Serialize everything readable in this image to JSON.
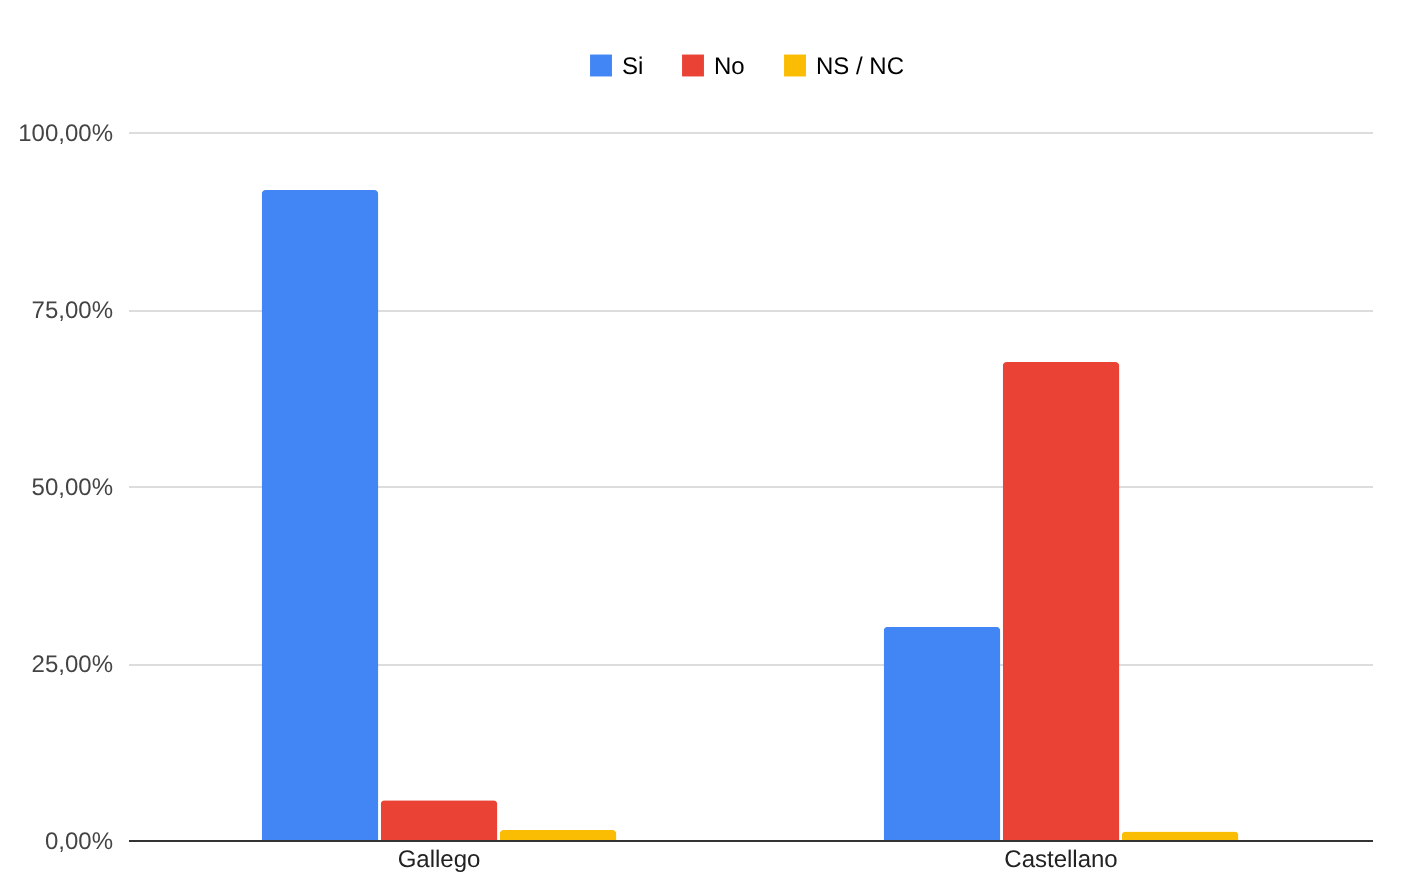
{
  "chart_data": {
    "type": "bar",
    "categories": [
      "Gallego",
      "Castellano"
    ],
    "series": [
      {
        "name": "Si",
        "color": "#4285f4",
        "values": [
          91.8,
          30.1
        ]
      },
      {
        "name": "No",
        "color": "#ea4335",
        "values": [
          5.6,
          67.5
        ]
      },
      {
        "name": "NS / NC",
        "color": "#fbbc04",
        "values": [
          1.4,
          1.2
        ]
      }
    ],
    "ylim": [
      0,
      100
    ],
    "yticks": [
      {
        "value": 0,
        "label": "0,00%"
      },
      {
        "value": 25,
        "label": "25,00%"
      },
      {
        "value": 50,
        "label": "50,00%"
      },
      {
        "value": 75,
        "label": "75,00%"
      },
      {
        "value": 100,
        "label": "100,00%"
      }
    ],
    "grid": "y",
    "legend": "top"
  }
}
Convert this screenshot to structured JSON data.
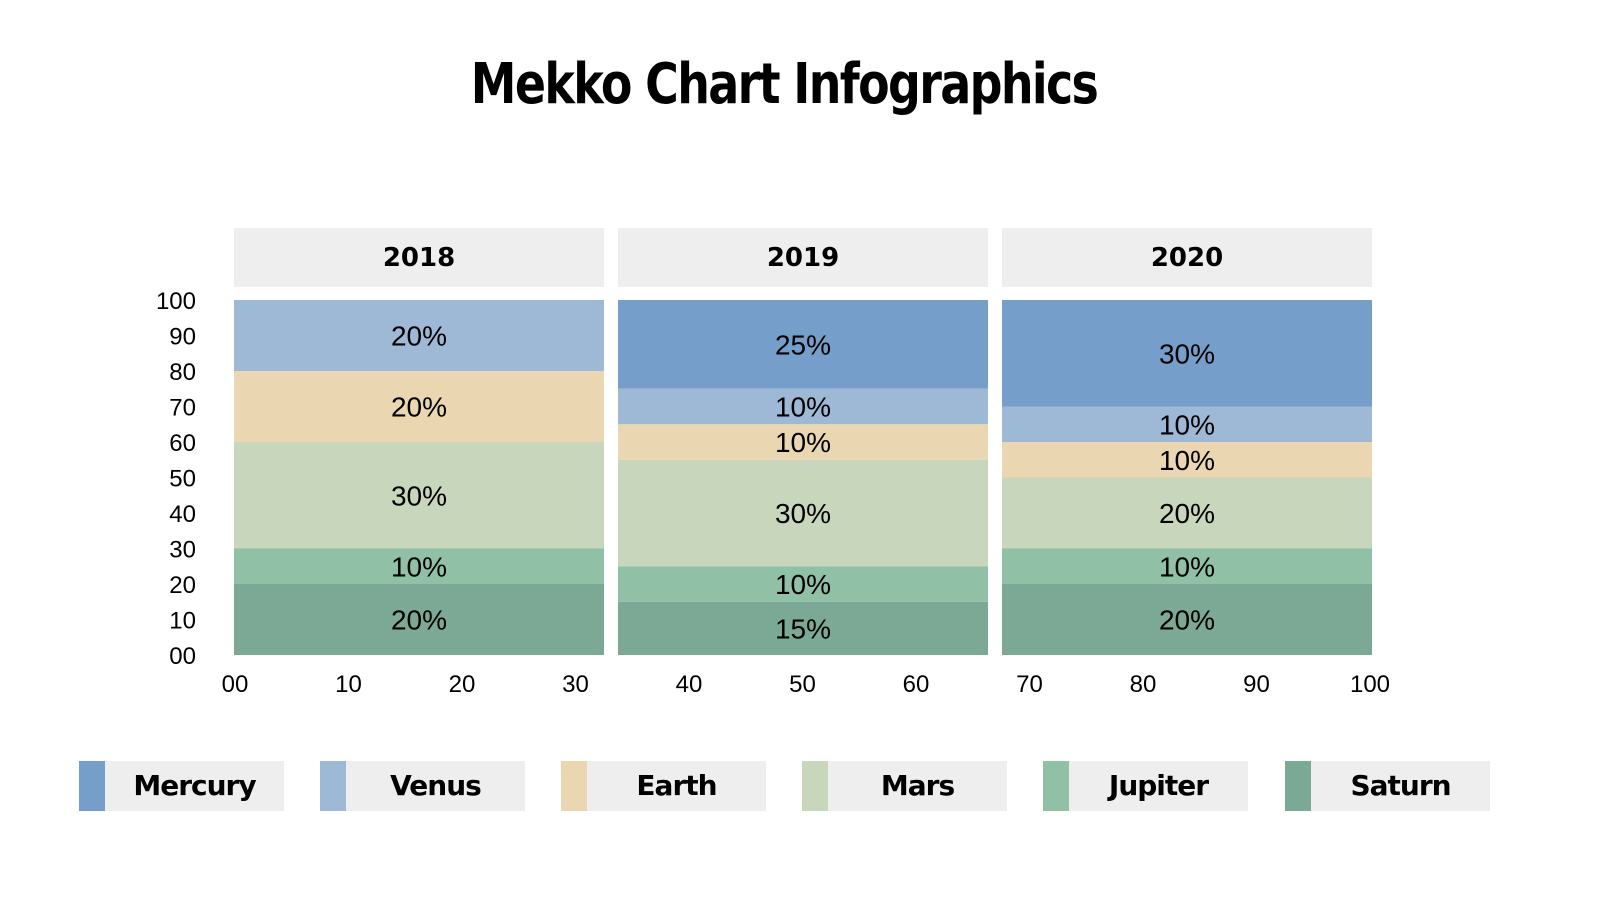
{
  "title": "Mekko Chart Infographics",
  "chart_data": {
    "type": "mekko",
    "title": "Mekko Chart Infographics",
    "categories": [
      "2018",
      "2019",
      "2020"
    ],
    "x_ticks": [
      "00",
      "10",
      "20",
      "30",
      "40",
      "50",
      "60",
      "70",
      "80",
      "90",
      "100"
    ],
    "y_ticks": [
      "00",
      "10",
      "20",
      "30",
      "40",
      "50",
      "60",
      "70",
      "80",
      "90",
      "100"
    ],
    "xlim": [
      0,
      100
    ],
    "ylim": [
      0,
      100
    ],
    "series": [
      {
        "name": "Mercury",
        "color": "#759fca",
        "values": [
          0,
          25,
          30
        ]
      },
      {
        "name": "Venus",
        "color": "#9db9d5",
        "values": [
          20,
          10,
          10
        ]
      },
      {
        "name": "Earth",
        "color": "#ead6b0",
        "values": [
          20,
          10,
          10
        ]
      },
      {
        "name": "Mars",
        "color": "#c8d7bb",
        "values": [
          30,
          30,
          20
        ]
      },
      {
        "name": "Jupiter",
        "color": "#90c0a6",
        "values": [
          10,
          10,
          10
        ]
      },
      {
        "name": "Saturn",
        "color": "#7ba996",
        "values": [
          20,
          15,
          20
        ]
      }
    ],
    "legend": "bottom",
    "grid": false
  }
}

# # # # #

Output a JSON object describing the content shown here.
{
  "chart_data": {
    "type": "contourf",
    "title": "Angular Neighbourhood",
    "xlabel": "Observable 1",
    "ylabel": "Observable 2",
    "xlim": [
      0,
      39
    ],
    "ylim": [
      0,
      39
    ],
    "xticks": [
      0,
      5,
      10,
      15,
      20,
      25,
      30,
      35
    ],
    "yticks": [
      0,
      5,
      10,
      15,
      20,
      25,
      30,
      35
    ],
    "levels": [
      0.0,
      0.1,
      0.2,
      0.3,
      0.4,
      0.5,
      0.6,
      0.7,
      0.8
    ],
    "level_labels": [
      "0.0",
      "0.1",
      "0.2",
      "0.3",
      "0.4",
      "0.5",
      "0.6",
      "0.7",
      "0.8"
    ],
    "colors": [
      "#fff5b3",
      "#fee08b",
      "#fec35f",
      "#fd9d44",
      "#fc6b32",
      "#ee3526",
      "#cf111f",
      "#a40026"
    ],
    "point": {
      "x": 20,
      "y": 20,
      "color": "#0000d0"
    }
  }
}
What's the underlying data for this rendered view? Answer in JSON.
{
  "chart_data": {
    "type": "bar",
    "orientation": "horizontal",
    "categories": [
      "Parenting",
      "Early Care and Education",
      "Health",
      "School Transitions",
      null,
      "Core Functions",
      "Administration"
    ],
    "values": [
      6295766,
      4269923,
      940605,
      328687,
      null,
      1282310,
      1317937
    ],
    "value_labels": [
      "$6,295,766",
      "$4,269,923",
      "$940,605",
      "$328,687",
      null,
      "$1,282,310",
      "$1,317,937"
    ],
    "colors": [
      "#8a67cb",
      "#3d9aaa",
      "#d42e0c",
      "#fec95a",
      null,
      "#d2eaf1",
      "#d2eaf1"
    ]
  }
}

# # # # #

Within the listing above, find every line containing the string "type" and return it.

• Full response:
    "type": "bar",
    "type": "mekko",
    "type": "contourf",
    "type": "bar",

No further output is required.